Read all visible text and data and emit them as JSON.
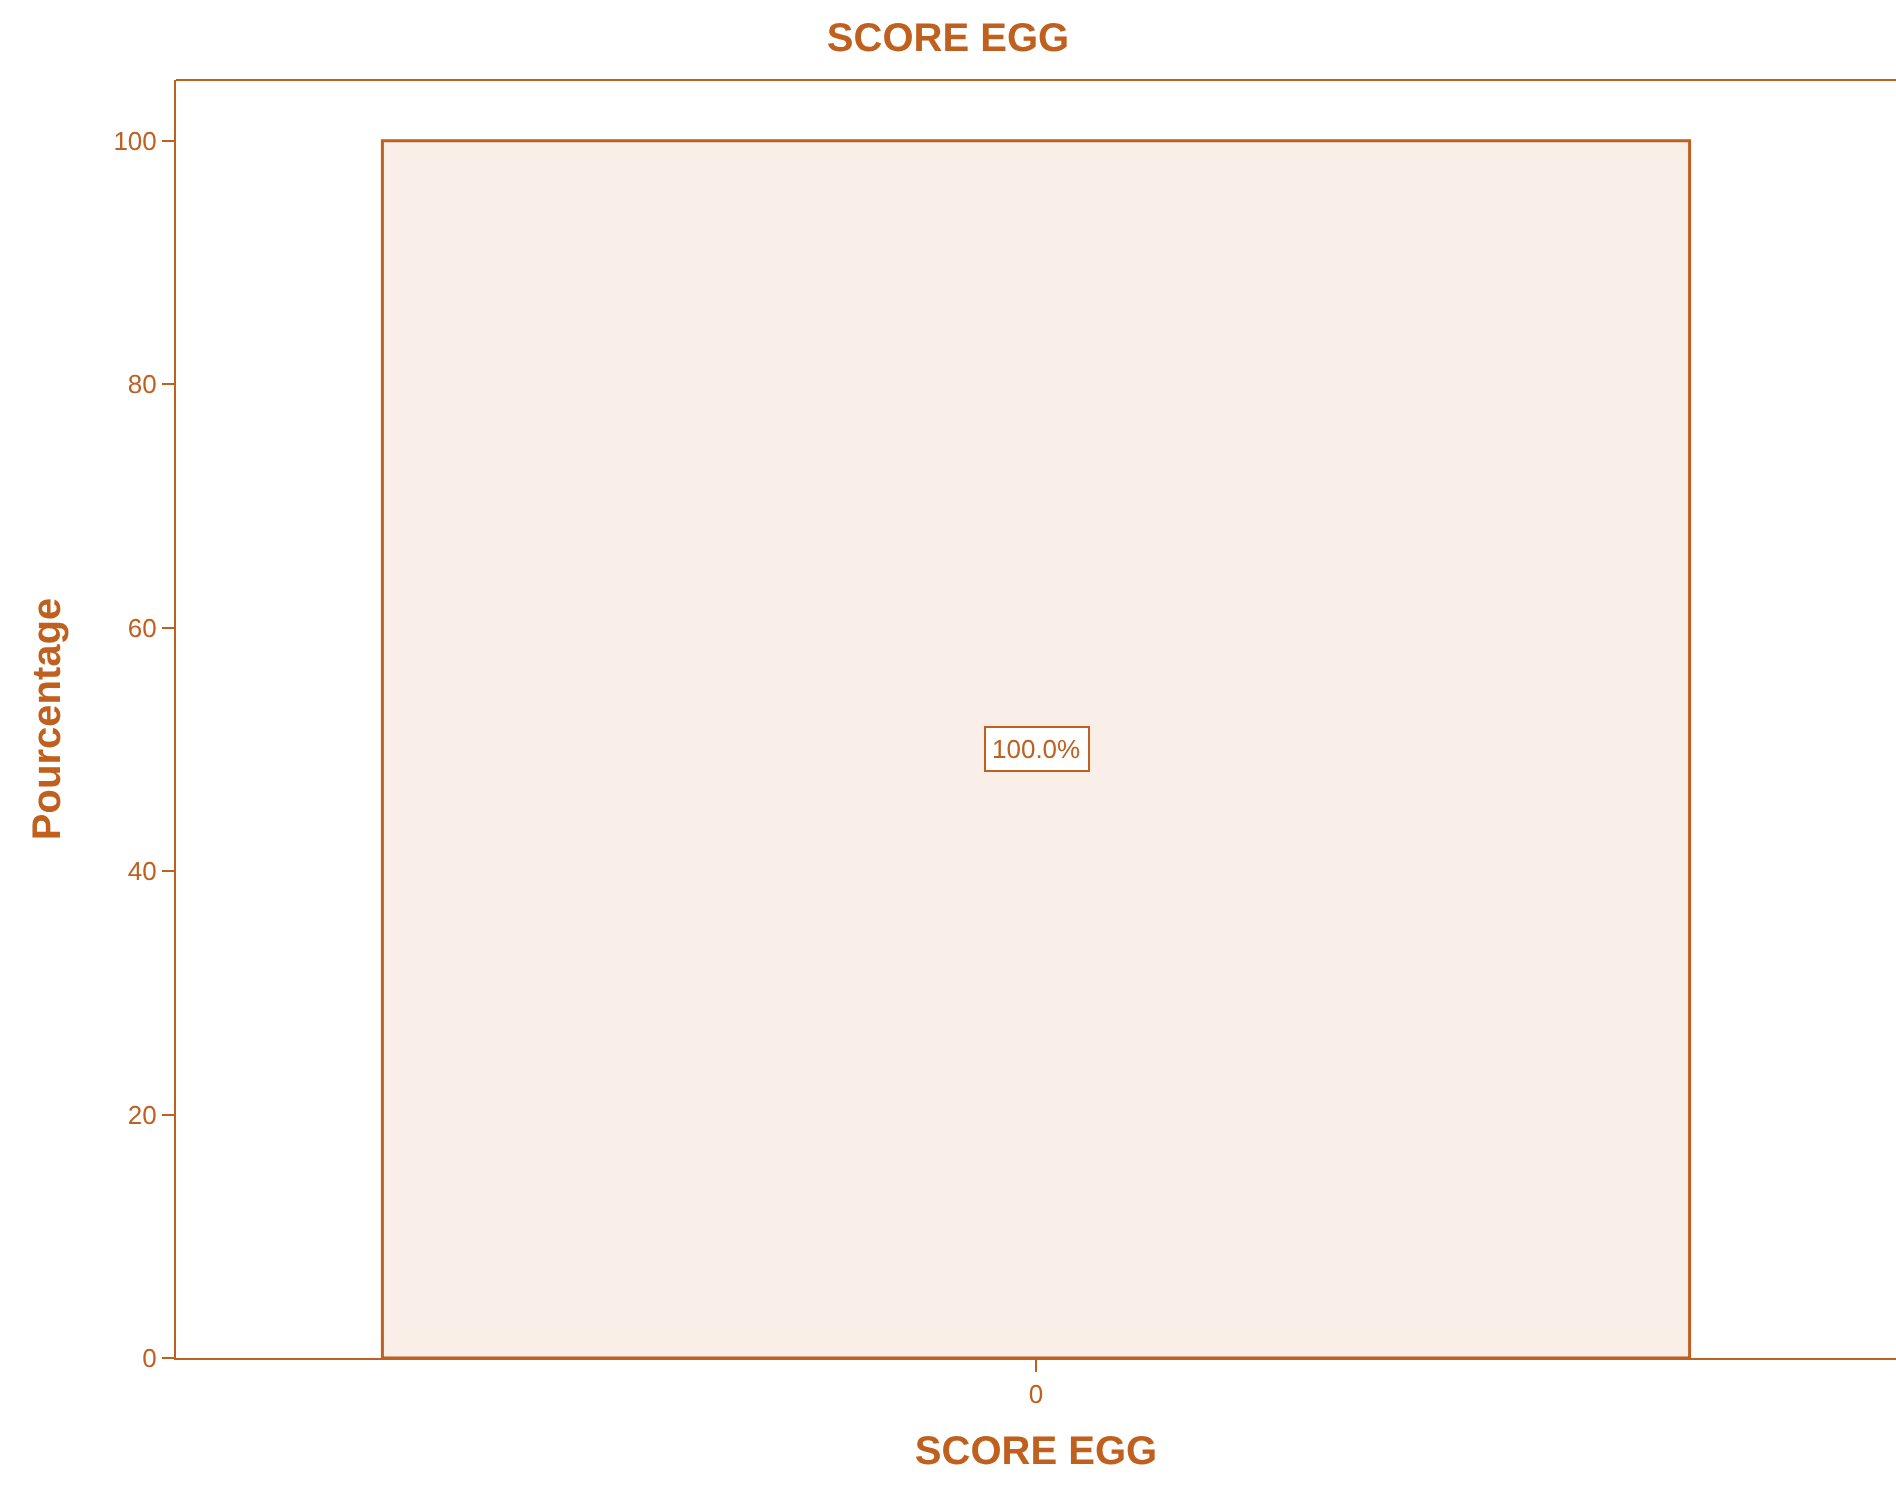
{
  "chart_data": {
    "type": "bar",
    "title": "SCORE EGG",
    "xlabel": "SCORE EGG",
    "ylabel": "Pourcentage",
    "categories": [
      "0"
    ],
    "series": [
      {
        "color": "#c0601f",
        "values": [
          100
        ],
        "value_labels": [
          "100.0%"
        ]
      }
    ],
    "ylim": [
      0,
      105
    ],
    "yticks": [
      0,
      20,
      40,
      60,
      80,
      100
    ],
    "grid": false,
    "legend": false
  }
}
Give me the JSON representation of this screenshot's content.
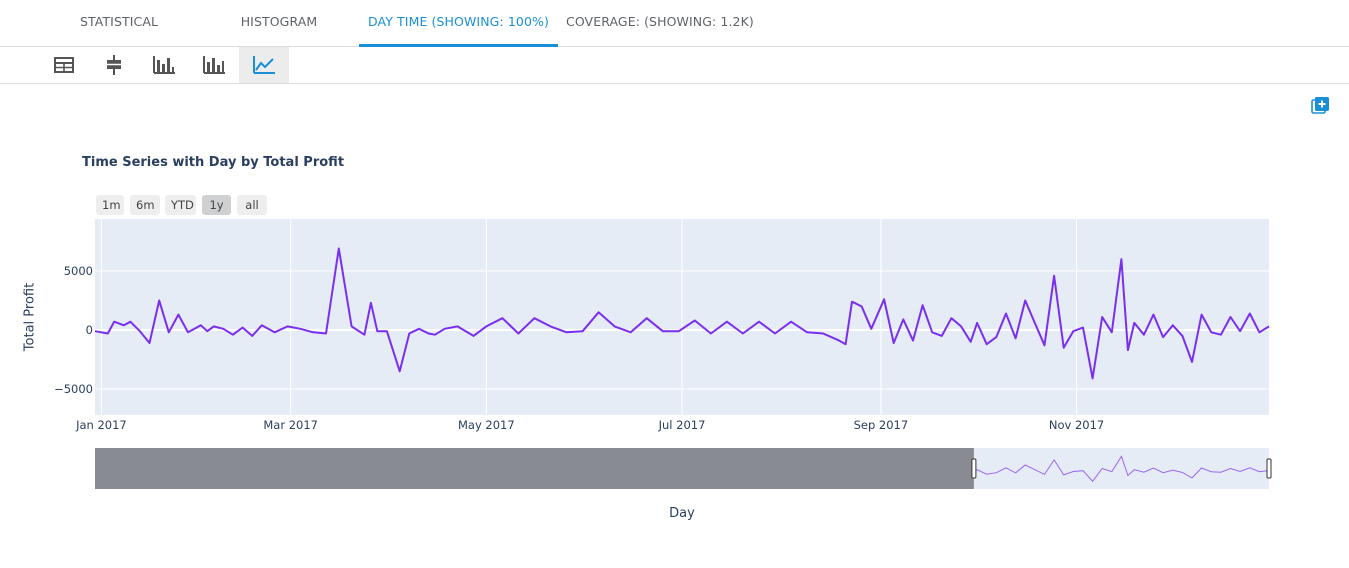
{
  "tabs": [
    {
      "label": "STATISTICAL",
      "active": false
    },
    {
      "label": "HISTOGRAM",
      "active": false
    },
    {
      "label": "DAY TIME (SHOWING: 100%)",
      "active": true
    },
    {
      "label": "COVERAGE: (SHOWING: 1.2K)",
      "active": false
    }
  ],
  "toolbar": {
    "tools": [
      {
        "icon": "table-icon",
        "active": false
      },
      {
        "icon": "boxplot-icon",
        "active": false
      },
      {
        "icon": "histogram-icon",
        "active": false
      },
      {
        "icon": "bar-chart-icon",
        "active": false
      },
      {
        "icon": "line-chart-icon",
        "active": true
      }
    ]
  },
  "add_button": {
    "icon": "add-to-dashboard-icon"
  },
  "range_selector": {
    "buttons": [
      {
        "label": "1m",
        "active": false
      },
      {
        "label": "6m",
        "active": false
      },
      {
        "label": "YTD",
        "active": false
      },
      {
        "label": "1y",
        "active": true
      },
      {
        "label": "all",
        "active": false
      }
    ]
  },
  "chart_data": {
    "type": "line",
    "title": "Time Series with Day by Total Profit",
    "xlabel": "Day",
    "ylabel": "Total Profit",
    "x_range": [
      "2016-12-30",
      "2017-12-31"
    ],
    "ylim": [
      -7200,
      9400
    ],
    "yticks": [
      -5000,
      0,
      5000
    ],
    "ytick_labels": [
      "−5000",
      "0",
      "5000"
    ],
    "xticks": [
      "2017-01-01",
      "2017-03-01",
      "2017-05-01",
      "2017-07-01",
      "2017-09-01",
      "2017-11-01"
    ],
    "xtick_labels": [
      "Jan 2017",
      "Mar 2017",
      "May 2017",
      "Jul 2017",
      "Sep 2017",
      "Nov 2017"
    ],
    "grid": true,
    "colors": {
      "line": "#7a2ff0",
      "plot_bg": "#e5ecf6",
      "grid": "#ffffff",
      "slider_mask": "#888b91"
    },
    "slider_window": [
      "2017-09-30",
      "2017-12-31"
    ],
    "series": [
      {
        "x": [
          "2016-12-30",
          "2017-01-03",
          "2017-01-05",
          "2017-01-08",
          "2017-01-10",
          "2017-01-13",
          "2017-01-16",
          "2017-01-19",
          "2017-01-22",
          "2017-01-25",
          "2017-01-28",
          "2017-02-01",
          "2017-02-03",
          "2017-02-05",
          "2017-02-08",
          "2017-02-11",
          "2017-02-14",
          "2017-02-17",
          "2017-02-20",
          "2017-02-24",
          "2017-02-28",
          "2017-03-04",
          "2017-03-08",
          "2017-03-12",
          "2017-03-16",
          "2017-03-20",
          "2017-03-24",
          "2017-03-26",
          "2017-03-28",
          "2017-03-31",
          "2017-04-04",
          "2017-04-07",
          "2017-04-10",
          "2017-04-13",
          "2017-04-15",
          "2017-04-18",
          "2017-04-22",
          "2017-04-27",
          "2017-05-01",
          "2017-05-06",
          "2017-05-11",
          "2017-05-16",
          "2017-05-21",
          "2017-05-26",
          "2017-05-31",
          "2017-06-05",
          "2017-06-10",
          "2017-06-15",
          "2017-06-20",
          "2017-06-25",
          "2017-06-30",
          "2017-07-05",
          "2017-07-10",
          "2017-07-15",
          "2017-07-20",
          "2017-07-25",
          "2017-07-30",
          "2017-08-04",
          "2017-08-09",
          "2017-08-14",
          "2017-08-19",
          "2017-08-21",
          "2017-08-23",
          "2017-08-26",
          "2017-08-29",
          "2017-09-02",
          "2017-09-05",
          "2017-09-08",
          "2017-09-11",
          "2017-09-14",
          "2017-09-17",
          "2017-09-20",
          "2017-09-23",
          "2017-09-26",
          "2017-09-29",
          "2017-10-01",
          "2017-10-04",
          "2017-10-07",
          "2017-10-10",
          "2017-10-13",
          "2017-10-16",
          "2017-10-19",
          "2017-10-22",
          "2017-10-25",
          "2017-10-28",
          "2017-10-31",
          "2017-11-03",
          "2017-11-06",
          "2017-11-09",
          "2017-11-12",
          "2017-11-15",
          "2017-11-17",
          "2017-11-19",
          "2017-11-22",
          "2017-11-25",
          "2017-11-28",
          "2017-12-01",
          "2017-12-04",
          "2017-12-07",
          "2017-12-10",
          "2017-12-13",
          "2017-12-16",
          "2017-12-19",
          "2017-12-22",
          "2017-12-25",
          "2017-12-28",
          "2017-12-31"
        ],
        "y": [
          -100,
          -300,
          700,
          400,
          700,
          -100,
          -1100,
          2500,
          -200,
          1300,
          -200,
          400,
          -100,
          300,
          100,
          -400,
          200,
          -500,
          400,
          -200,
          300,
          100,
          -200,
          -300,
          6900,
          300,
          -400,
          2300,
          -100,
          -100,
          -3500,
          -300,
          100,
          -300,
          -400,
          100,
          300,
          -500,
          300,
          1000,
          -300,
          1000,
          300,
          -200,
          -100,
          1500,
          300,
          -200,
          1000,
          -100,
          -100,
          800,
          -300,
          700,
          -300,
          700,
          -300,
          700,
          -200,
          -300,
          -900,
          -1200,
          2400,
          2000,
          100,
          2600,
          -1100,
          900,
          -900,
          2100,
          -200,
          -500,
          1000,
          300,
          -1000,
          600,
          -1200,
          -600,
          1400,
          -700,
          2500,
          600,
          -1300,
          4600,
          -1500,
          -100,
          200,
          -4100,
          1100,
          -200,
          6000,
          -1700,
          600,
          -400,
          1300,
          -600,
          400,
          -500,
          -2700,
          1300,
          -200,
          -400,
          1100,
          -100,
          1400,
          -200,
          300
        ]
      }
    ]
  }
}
• • •
■ PROBLEM REQUIREMENTS ■
Reproduce all entries exactly. Pictures do not belong in the copy.

■ ANSWER TO THE EXERCISE ■
Read all visible text and data and emit them as JSON.
{
  "chart_data": {
    "type": "bar",
    "title": "SCORE EGG",
    "xlabel": "SCORE EGG",
    "ylabel": "Pourcentage",
    "categories": [
      "0"
    ],
    "series": [
      {
        "color": "#c0601f",
        "values": [
          100
        ],
        "value_labels": [
          "100.0%"
        ]
      }
    ],
    "ylim": [
      0,
      105
    ],
    "yticks": [
      0,
      20,
      40,
      60,
      80,
      100
    ],
    "grid": false,
    "legend": false
  }
}
Give me the JSON representation of this screenshot's content.
{
  "tabs": [
    {
      "label": "STATISTICAL",
      "active": false
    },
    {
      "label": "HISTOGRAM",
      "active": false
    },
    {
      "label": "DAY TIME (SHOWING: 100%)",
      "active": true
    },
    {
      "label": "COVERAGE: (SHOWING: 1.2K)",
      "active": false
    }
  ],
  "toolbar": {
    "tools": [
      {
        "icon": "table-icon",
        "active": false
      },
      {
        "icon": "boxplot-icon",
        "active": false
      },
      {
        "icon": "histogram-icon",
        "active": false
      },
      {
        "icon": "bar-chart-icon",
        "active": false
      },
      {
        "icon": "line-chart-icon",
        "active": true
      }
    ]
  },
  "add_button": {
    "icon": "add-to-dashboard-icon"
  },
  "range_selector": {
    "buttons": [
      {
        "label": "1m",
        "active": false
      },
      {
        "label": "6m",
        "active": false
      },
      {
        "label": "YTD",
        "active": false
      },
      {
        "label": "1y",
        "active": true
      },
      {
        "label": "all",
        "active": false
      }
    ]
  },
  "chart_data": {
    "type": "line",
    "title": "Time Series with Day by Total Profit",
    "xlabel": "Day",
    "ylabel": "Total Profit",
    "x_range": [
      "2016-12-30",
      "2017-12-31"
    ],
    "ylim": [
      -7200,
      9400
    ],
    "yticks": [
      -5000,
      0,
      5000
    ],
    "ytick_labels": [
      "−5000",
      "0",
      "5000"
    ],
    "xticks": [
      "2017-01-01",
      "2017-03-01",
      "2017-05-01",
      "2017-07-01",
      "2017-09-01",
      "2017-11-01"
    ],
    "xtick_labels": [
      "Jan 2017",
      "Mar 2017",
      "May 2017",
      "Jul 2017",
      "Sep 2017",
      "Nov 2017"
    ],
    "grid": true,
    "colors": {
      "line": "#7a2ff0",
      "plot_bg": "#e5ecf6",
      "grid": "#ffffff",
      "slider_mask": "#888b91"
    },
    "slider_window": [
      "2017-09-30",
      "2017-12-31"
    ],
    "series": [
      {
        "x": [
          "2016-12-30",
          "2017-01-03",
          "2017-01-05",
          "2017-01-08",
          "2017-01-10",
          "2017-01-13",
          "2017-01-16",
          "2017-01-19",
          "2017-01-22",
          "2017-01-25",
          "2017-01-28",
          "2017-02-01",
          "2017-02-03",
          "2017-02-05",
          "2017-02-08",
          "2017-02-11",
          "2017-02-14",
          "2017-02-17",
          "2017-02-20",
          "2017-02-24",
          "2017-02-28",
          "2017-03-04",
          "2017-03-08",
          "2017-03-12",
          "2017-03-16",
          "2017-03-20",
          "2017-03-24",
          "2017-03-26",
          "2017-03-28",
          "2017-03-31",
          "2017-04-04",
          "2017-04-07",
          "2017-04-10",
          "2017-04-13",
          "2017-04-15",
          "2017-04-18",
          "2017-04-22",
          "2017-04-27",
          "2017-05-01",
          "2017-05-06",
          "2017-05-11",
          "2017-05-16",
          "2017-05-21",
          "2017-05-26",
          "2017-05-31",
          "2017-06-05",
          "2017-06-10",
          "2017-06-15",
          "2017-06-20",
          "2017-06-25",
          "2017-06-30",
          "2017-07-05",
          "2017-07-10",
          "2017-07-15",
          "2017-07-20",
          "2017-07-25",
          "2017-07-30",
          "2017-08-04",
          "2017-08-09",
          "2017-08-14",
          "2017-08-19",
          "2017-08-21",
          "2017-08-23",
          "2017-08-26",
          "2017-08-29",
          "2017-09-02",
          "2017-09-05",
          "2017-09-08",
          "2017-09-11",
          "2017-09-14",
          "2017-09-17",
          "2017-09-20",
          "2017-09-23",
          "2017-09-26",
          "2017-09-29",
          "2017-10-01",
          "2017-10-04",
          "2017-10-07",
          "2017-10-10",
          "2017-10-13",
          "2017-10-16",
          "2017-10-19",
          "2017-10-22",
          "2017-10-25",
          "2017-10-28",
          "2017-10-31",
          "2017-11-03",
          "2017-11-06",
          "2017-11-09",
          "2017-11-12",
          "2017-11-15",
          "2017-11-17",
          "2017-11-19",
          "2017-11-22",
          "2017-11-25",
          "2017-11-28",
          "2017-12-01",
          "2017-12-04",
          "2017-12-07",
          "2017-12-10",
          "2017-12-13",
          "2017-12-16",
          "2017-12-19",
          "2017-12-22",
          "2017-12-25",
          "2017-12-28",
          "2017-12-31"
        ],
        "y": [
          -100,
          -300,
          700,
          400,
          700,
          -100,
          -1100,
          2500,
          -200,
          1300,
          -200,
          400,
          -100,
          300,
          100,
          -400,
          200,
          -500,
          400,
          -200,
          300,
          100,
          -200,
          -300,
          6900,
          300,
          -400,
          2300,
          -100,
          -100,
          -3500,
          -300,
          100,
          -300,
          -400,
          100,
          300,
          -500,
          300,
          1000,
          -300,
          1000,
          300,
          -200,
          -100,
          1500,
          300,
          -200,
          1000,
          -100,
          -100,
          800,
          -300,
          700,
          -300,
          700,
          -300,
          700,
          -200,
          -300,
          -900,
          -1200,
          2400,
          2000,
          100,
          2600,
          -1100,
          900,
          -900,
          2100,
          -200,
          -500,
          1000,
          300,
          -1000,
          600,
          -1200,
          -600,
          1400,
          -700,
          2500,
          600,
          -1300,
          4600,
          -1500,
          -100,
          200,
          -4100,
          1100,
          -200,
          6000,
          -1700,
          600,
          -400,
          1300,
          -600,
          400,
          -500,
          -2700,
          1300,
          -200,
          -400,
          1100,
          -100,
          1400,
          -200,
          300
        ]
      }
    ]
  }
}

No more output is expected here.